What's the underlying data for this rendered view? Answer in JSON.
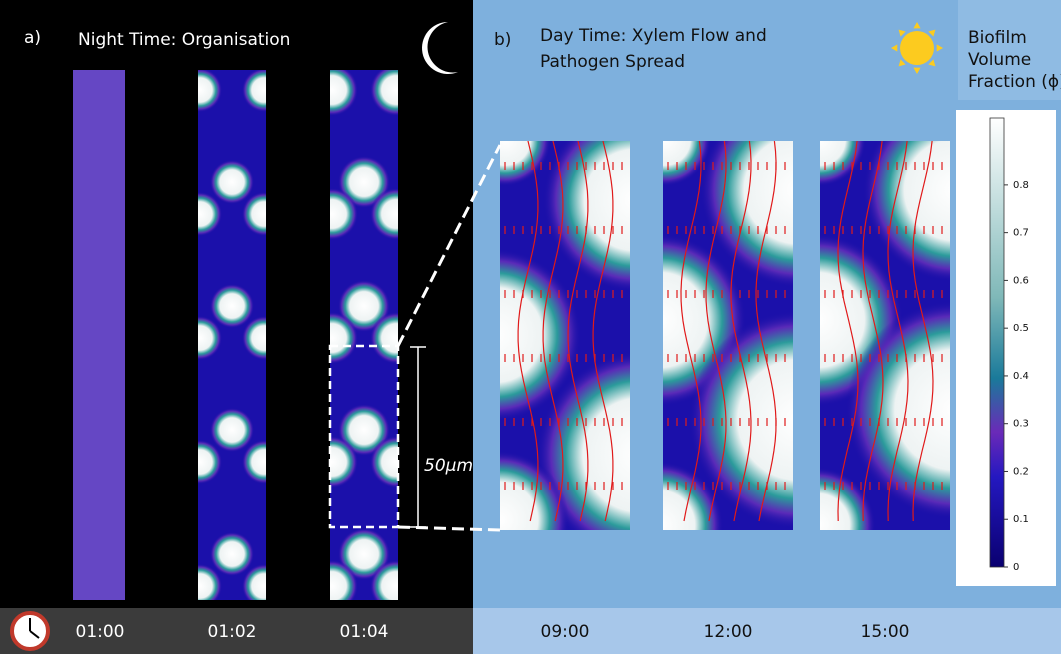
{
  "panel_a": {
    "label": "a)",
    "title": "Night Time: Organisation",
    "times": [
      "01:00",
      "01:02",
      "01:04"
    ]
  },
  "panel_b": {
    "label": "b)",
    "title_lines": [
      "Day Time: Xylem Flow and",
      "Pathogen Spread"
    ],
    "times": [
      "09:00",
      "12:00",
      "15:00"
    ]
  },
  "colorbar": {
    "title_lines": [
      "Biofilm",
      "Volume",
      "Fraction (ϕ)"
    ],
    "lim": [
      0,
      0.94
    ],
    "ticks": [
      0,
      0.1,
      0.2,
      0.3,
      0.4,
      0.5,
      0.6,
      0.7,
      0.8
    ]
  },
  "scale_bar": {
    "label": "50μm"
  }
}
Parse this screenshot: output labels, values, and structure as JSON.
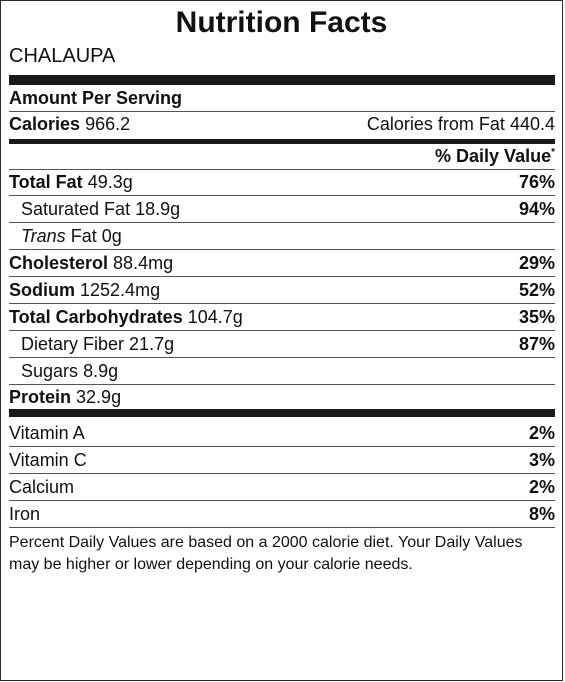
{
  "title": "Nutrition Facts",
  "food_name": "CHALAUPA",
  "amount_per_serving": "Amount Per Serving",
  "calories": {
    "label": "Calories",
    "value": "966.2",
    "from_fat_label": "Calories from Fat",
    "from_fat_value": "440.4"
  },
  "daily_value_header": "% Daily Value",
  "daily_value_mark": "*",
  "nutrients": {
    "total_fat": {
      "label": "Total Fat",
      "amount": "49.3g",
      "dv": "76%"
    },
    "saturated_fat": {
      "label": "Saturated Fat",
      "amount": "18.9g",
      "dv": "94%"
    },
    "trans_fat": {
      "label_italic": "Trans",
      "label": "Fat",
      "amount": "0g"
    },
    "cholesterol": {
      "label": "Cholesterol",
      "amount": "88.4mg",
      "dv": "29%"
    },
    "sodium": {
      "label": "Sodium",
      "amount": "1252.4mg",
      "dv": "52%"
    },
    "total_carbohydrates": {
      "label": "Total Carbohydrates",
      "amount": "104.7g",
      "dv": "35%"
    },
    "dietary_fiber": {
      "label": "Dietary Fiber",
      "amount": "21.7g",
      "dv": "87%"
    },
    "sugars": {
      "label": "Sugars",
      "amount": "8.9g"
    },
    "protein": {
      "label": "Protein",
      "amount": "32.9g"
    }
  },
  "vitamins": {
    "vitamin_a": {
      "label": "Vitamin A",
      "dv": "2%"
    },
    "vitamin_c": {
      "label": "Vitamin C",
      "dv": "3%"
    },
    "calcium": {
      "label": "Calcium",
      "dv": "2%"
    },
    "iron": {
      "label": "Iron",
      "dv": "8%"
    }
  },
  "footnote": "Percent Daily Values are based on a 2000 calorie diet. Your Daily Values may be higher or lower depending on your calorie needs."
}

Exercise:
Every line where "JSON" appears must be returned from the listing above.

Response area:
What's the underlying data for this rendered view? Answer in JSON.
Parse this screenshot: output labels, values, and structure as JSON.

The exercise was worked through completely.